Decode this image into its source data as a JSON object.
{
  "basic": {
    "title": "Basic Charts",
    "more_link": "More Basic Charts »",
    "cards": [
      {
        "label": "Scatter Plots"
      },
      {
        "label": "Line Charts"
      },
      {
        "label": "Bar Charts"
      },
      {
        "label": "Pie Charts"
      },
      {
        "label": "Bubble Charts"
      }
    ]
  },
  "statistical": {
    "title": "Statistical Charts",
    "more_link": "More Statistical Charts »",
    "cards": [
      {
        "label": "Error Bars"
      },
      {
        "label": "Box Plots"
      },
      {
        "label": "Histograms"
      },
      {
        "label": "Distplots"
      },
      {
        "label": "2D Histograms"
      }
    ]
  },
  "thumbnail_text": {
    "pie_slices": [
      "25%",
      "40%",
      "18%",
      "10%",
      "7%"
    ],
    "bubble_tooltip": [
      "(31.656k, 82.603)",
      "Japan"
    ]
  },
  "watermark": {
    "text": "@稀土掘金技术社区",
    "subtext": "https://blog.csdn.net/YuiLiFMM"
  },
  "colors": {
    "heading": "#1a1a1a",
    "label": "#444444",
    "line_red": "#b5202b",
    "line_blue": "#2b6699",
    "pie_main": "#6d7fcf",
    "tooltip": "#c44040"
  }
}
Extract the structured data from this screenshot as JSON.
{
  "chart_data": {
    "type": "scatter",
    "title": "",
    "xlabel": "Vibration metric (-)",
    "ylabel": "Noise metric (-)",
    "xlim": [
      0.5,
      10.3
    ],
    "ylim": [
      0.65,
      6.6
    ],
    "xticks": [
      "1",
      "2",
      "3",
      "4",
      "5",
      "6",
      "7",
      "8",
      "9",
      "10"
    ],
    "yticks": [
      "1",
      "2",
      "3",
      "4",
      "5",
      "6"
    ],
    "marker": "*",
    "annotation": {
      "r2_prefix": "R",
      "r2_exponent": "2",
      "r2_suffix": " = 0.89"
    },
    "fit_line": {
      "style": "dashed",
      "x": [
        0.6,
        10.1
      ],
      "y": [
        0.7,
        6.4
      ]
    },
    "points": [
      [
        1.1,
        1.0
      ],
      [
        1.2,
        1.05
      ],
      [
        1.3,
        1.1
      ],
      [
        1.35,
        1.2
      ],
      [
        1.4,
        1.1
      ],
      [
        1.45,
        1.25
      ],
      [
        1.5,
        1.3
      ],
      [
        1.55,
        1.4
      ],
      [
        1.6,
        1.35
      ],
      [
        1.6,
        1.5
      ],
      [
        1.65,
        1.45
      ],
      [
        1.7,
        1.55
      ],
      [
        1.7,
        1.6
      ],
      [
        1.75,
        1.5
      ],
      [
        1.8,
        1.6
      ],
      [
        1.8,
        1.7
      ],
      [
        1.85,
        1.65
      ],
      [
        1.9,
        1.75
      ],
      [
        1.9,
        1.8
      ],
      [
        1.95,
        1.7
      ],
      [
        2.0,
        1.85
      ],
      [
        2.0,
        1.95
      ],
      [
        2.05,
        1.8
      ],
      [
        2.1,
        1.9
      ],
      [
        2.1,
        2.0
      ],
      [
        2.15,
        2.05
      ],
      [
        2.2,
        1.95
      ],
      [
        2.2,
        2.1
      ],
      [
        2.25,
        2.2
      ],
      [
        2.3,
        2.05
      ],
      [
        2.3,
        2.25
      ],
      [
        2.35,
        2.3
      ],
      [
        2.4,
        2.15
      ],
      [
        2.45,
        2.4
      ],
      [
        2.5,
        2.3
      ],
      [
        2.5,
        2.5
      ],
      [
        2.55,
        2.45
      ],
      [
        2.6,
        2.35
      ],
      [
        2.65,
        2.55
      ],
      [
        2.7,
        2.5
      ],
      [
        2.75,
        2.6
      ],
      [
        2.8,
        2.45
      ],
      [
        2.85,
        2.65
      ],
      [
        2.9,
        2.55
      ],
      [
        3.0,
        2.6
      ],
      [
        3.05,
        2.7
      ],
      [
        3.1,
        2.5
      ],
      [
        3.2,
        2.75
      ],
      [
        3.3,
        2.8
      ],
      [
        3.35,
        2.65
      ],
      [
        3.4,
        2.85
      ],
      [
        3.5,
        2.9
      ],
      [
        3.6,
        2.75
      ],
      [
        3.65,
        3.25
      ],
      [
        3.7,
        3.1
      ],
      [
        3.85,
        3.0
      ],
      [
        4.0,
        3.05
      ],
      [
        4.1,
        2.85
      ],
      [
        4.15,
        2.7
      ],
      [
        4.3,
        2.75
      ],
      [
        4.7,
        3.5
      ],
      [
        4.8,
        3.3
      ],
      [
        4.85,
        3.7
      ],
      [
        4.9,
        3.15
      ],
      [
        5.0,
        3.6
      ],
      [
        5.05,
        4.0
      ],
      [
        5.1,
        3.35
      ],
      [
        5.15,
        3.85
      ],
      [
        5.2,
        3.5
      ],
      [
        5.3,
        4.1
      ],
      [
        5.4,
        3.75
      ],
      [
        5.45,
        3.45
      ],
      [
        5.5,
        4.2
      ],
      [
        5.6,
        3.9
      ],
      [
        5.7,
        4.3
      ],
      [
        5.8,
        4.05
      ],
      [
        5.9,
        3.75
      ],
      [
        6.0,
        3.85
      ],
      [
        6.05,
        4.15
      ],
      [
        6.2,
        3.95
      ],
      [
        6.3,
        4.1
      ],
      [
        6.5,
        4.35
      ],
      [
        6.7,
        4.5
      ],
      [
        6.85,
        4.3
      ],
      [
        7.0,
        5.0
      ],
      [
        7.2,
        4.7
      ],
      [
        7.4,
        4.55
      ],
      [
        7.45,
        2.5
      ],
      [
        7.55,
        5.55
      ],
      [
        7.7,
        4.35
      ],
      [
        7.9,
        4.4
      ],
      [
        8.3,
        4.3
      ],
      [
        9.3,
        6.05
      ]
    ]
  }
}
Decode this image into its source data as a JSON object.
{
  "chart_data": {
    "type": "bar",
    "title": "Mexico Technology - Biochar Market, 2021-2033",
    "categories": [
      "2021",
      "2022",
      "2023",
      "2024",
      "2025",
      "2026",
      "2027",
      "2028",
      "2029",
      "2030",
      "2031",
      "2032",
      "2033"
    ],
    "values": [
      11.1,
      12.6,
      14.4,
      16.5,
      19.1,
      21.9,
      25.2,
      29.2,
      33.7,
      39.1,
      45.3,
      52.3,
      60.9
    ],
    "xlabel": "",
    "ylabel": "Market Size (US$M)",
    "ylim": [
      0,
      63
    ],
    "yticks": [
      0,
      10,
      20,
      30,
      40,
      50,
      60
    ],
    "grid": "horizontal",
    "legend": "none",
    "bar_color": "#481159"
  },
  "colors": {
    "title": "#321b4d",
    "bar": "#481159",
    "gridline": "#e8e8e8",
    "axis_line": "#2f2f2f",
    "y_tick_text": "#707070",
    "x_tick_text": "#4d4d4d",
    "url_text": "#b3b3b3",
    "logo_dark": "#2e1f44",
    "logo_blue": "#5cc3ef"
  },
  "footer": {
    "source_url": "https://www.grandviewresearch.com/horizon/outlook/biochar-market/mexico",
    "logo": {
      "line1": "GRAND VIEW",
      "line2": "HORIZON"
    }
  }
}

* * *

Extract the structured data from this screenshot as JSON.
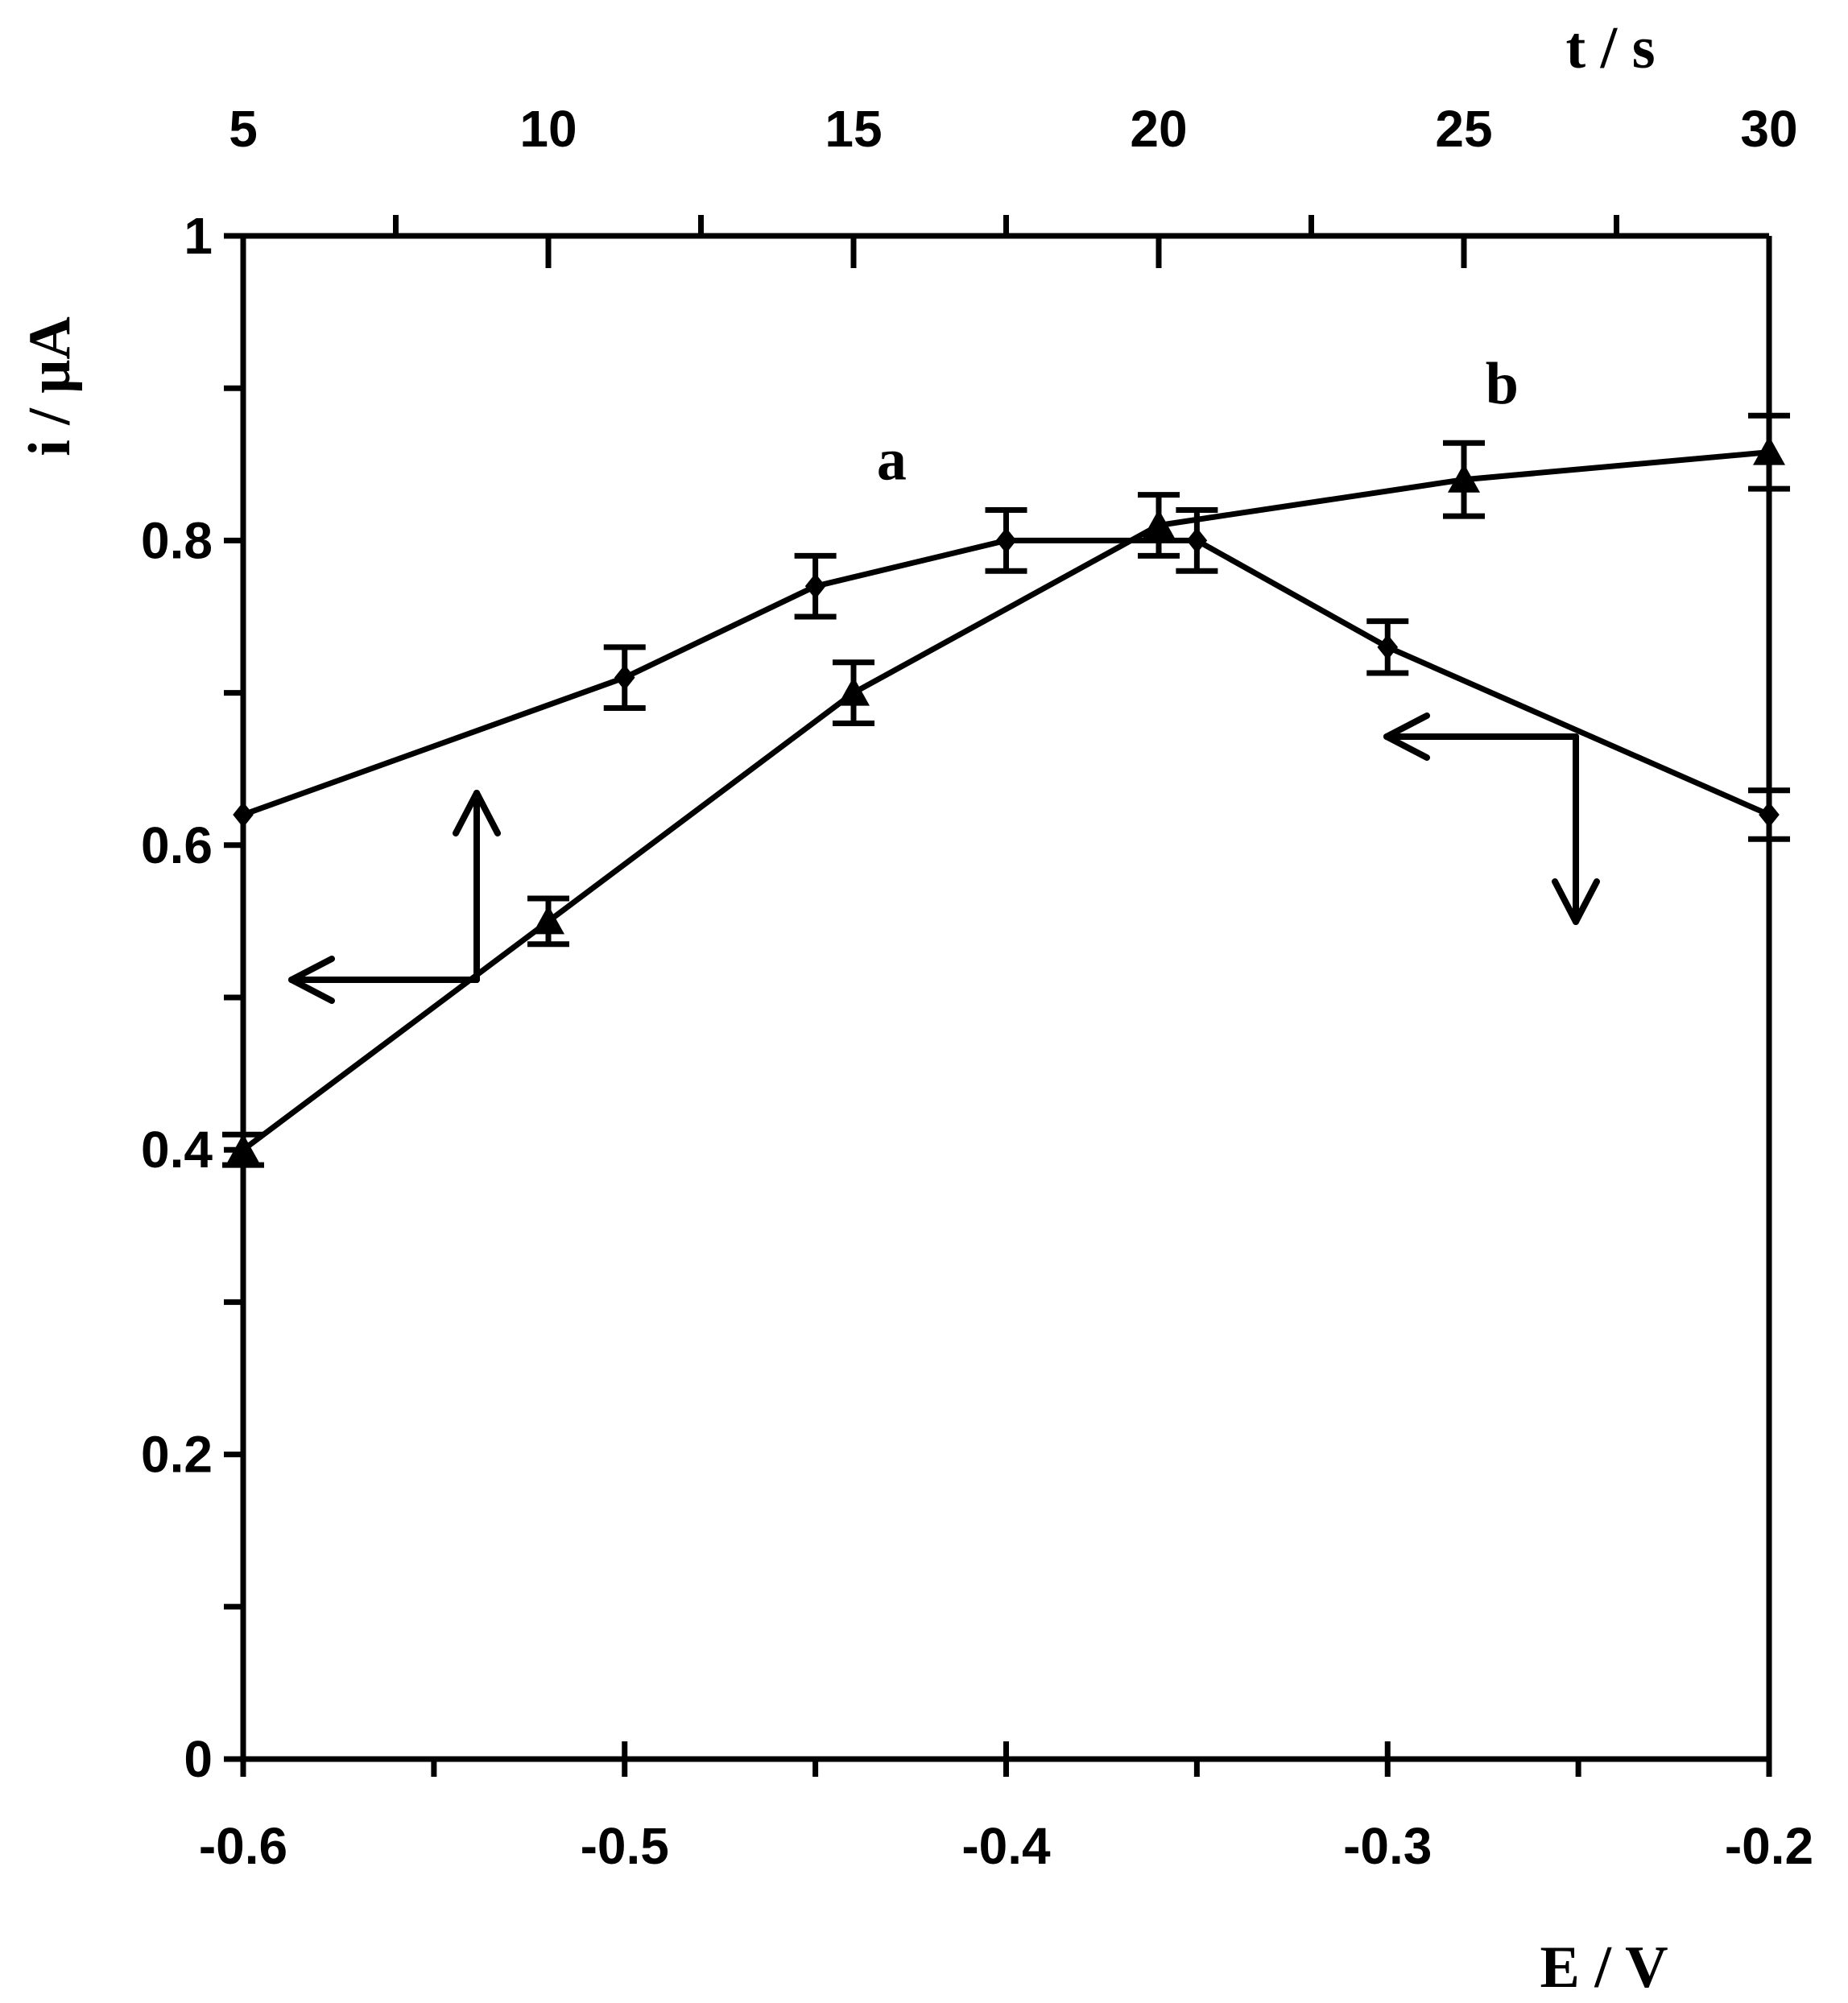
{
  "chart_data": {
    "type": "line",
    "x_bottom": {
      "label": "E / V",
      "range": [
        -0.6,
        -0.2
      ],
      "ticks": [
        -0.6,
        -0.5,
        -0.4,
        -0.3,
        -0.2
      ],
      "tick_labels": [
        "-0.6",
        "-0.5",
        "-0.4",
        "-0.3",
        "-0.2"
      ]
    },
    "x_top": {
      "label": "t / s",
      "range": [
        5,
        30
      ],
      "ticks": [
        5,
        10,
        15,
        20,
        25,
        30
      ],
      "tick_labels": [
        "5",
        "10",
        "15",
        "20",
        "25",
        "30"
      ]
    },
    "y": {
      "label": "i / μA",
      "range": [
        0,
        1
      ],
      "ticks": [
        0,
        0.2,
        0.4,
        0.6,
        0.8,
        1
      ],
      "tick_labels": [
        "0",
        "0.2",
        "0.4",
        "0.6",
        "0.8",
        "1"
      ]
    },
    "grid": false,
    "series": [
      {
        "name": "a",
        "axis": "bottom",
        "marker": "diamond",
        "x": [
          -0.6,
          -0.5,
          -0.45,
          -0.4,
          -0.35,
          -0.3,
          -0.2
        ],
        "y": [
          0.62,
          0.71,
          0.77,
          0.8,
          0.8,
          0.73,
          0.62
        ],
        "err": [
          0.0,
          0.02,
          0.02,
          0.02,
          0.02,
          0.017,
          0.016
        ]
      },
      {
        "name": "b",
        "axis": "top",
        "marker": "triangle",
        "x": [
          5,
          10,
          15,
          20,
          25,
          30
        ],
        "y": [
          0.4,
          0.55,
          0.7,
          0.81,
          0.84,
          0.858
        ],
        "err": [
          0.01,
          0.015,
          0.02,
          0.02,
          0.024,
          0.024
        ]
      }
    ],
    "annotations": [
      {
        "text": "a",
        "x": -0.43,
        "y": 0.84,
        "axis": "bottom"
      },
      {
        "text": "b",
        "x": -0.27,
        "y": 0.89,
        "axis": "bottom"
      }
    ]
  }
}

*Given task:*
For the listing above, identify each line bearing "title".

*Answer in full:*
    "title": "Basic Charts",
    "title": "Statistical Charts",
    "title": "",
    "title": "Mexico Technology - Biochar Market, 2021-2033",
    "title": "#321b4d",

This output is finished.